Stored items
>>>

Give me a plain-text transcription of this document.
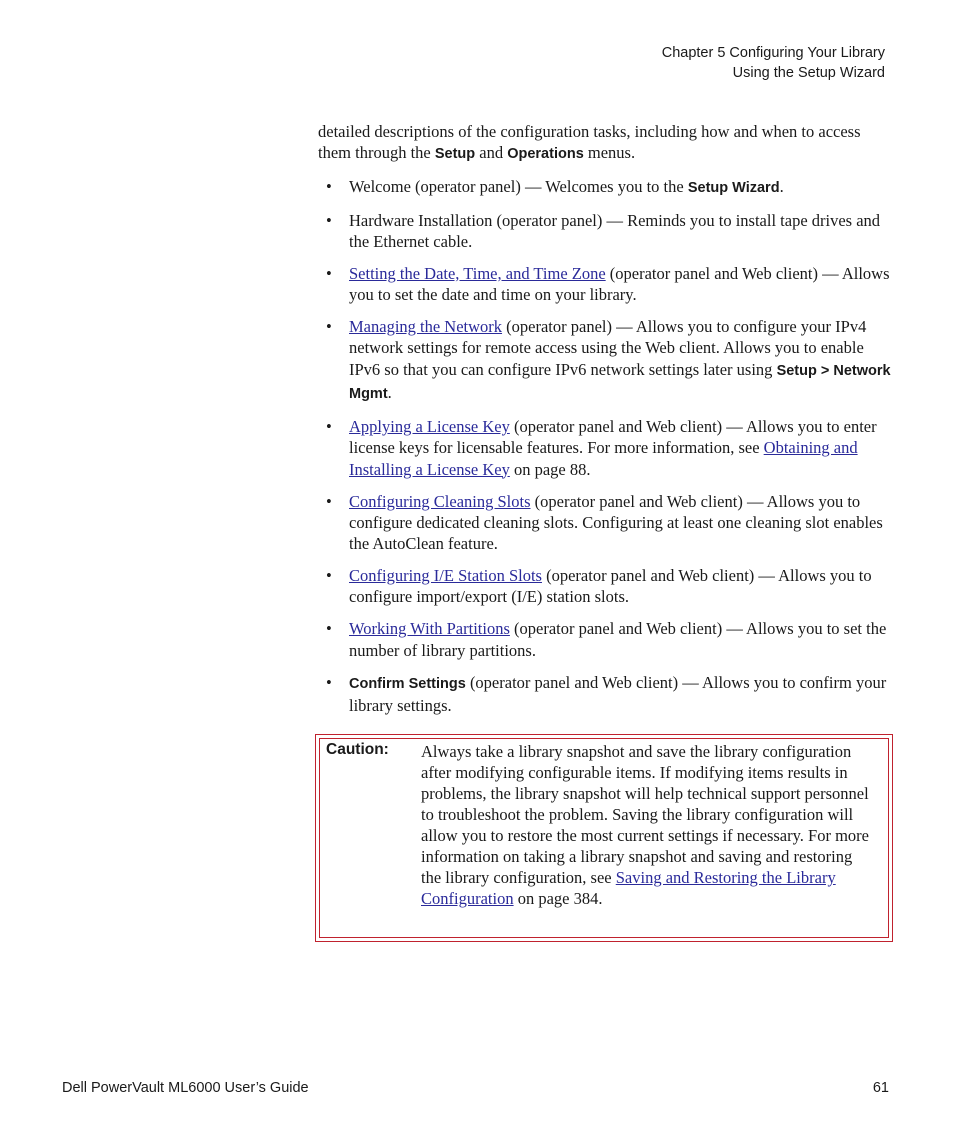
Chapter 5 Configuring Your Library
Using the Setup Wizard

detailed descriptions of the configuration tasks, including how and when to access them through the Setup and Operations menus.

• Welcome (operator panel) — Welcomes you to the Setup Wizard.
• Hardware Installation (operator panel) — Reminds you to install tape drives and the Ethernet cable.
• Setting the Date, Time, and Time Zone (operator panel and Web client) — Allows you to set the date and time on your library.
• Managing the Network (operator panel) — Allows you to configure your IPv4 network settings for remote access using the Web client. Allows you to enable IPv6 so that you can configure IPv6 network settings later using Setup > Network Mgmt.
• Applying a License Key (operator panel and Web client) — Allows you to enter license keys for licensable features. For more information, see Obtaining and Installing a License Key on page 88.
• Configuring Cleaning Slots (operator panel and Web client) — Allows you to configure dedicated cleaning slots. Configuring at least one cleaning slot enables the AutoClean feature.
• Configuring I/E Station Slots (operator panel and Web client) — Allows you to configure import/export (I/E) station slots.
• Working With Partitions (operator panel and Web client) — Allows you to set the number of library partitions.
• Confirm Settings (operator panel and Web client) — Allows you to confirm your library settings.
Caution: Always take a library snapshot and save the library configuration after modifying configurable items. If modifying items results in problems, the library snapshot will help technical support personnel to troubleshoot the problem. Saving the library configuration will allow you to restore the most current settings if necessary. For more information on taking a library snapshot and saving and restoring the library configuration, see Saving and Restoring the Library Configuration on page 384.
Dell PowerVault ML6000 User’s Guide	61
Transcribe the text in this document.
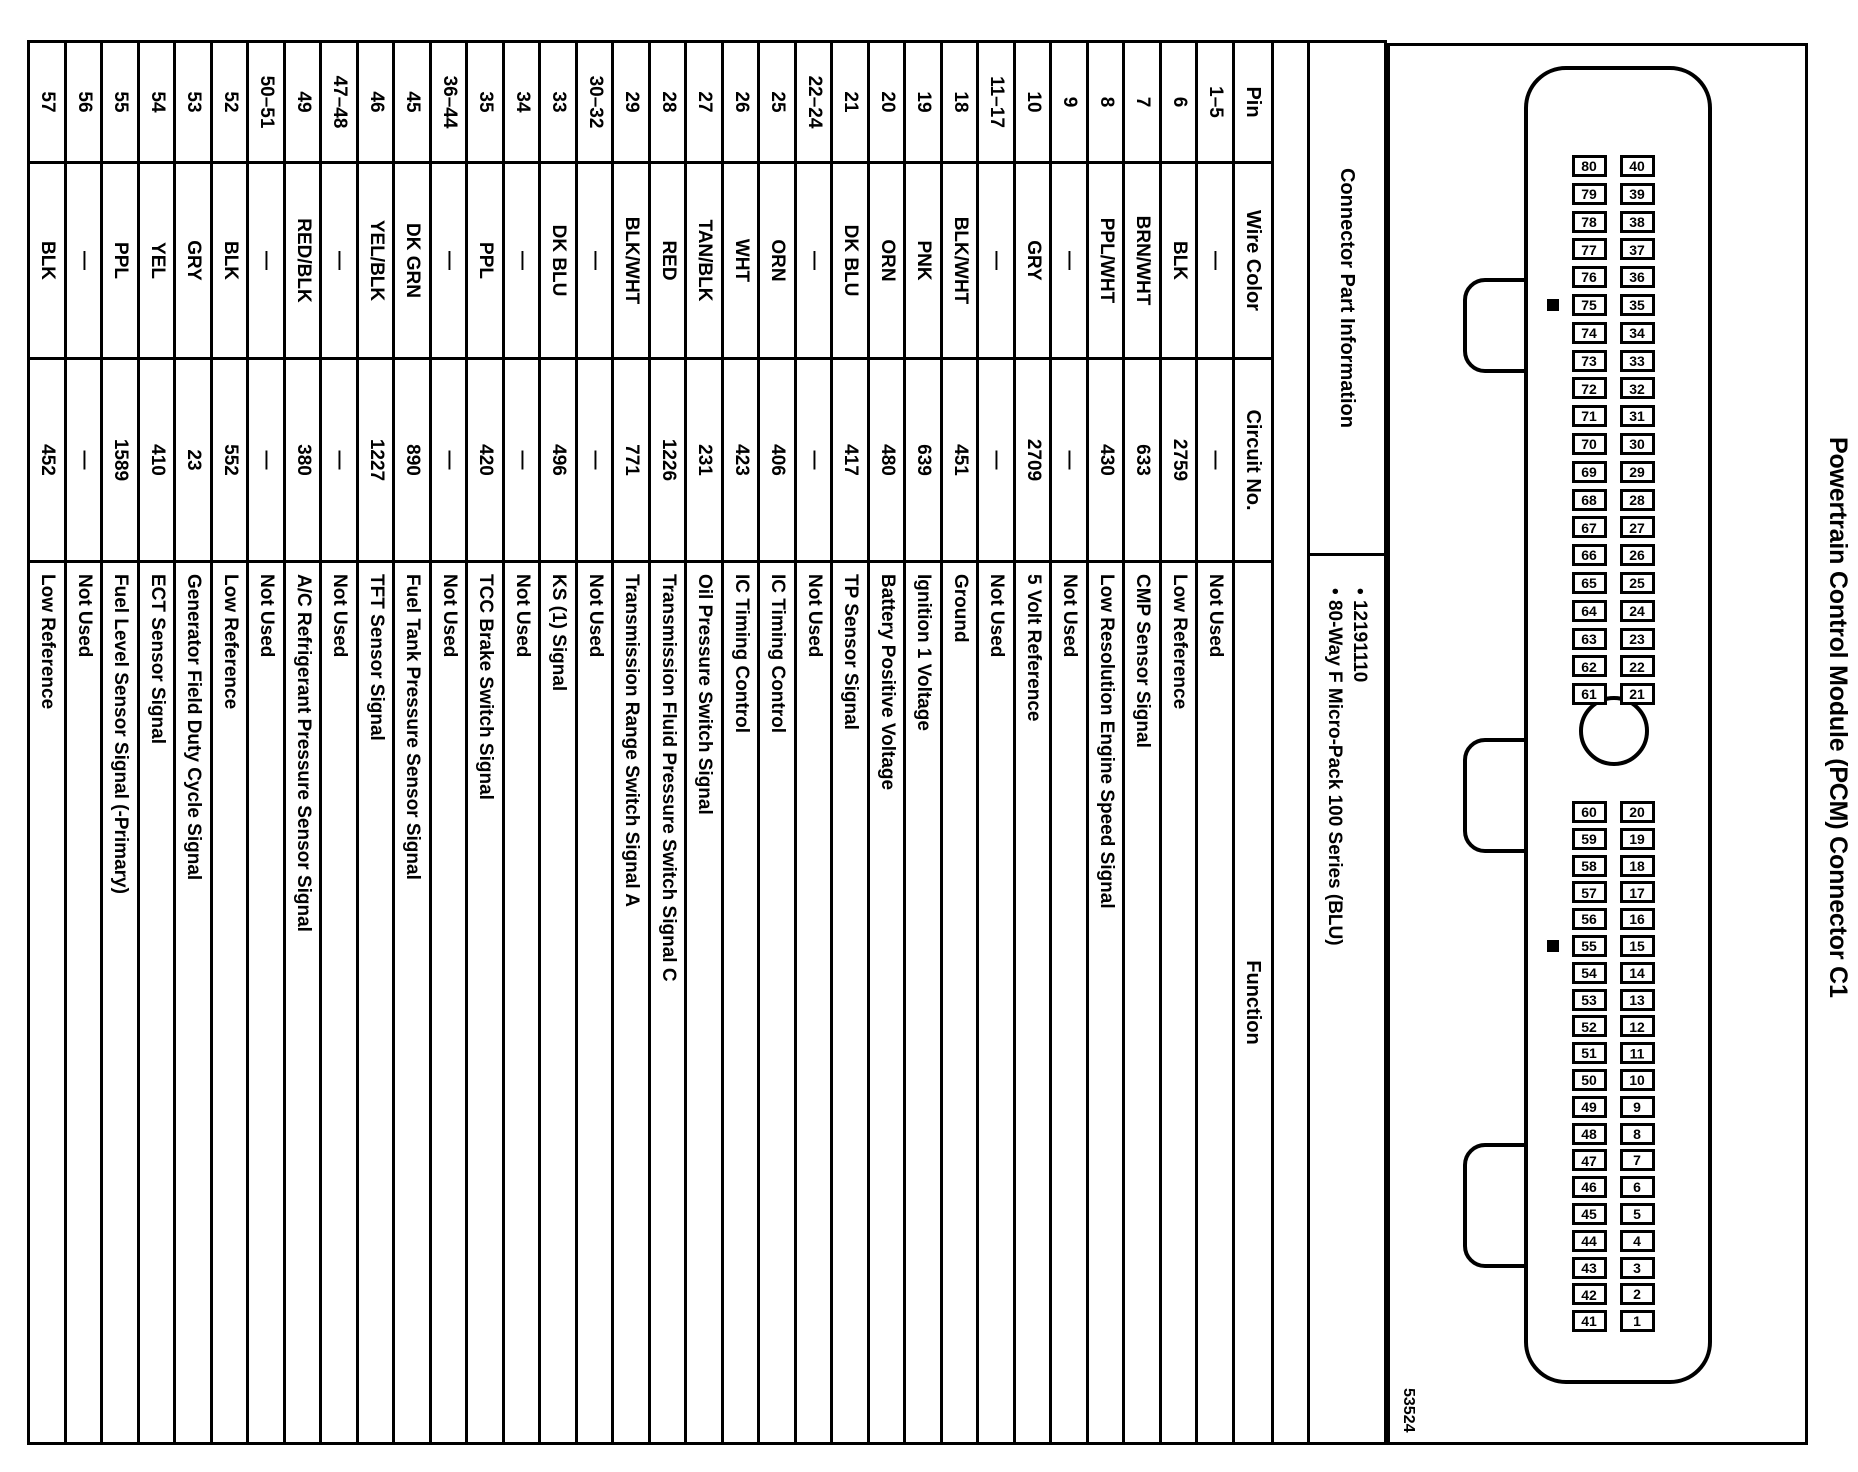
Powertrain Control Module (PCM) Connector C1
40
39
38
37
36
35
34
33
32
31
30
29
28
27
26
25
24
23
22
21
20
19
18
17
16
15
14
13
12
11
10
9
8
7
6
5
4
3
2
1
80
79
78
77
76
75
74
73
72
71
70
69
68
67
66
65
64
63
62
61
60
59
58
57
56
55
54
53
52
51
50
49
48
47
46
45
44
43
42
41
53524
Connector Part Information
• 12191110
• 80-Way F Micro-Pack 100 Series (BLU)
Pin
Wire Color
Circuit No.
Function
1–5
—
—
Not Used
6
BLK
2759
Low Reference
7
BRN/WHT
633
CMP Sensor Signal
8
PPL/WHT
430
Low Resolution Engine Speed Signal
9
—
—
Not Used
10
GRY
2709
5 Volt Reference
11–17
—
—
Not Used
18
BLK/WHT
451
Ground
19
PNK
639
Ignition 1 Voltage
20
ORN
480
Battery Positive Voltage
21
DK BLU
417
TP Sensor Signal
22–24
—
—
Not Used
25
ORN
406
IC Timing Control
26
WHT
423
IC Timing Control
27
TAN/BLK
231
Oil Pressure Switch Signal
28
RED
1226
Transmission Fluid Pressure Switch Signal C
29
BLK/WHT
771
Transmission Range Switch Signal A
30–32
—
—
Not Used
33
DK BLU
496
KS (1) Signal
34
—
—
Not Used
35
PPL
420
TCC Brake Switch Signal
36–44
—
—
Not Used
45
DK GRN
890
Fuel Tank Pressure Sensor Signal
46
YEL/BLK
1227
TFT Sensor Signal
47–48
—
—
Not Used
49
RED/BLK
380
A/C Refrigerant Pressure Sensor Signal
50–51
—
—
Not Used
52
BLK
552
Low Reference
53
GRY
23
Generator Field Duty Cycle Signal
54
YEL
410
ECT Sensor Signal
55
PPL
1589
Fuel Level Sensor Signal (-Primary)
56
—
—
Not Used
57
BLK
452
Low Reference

<<<

What you have to do ->
In the entries above, find every line with the word "Pressure" and list it.

Task response ->
Oil Pressure Switch Signal
Transmission Fluid Pressure Switch Signal C
Fuel Tank Pressure Sensor Signal
A/C Refrigerant Pressure Sensor Signal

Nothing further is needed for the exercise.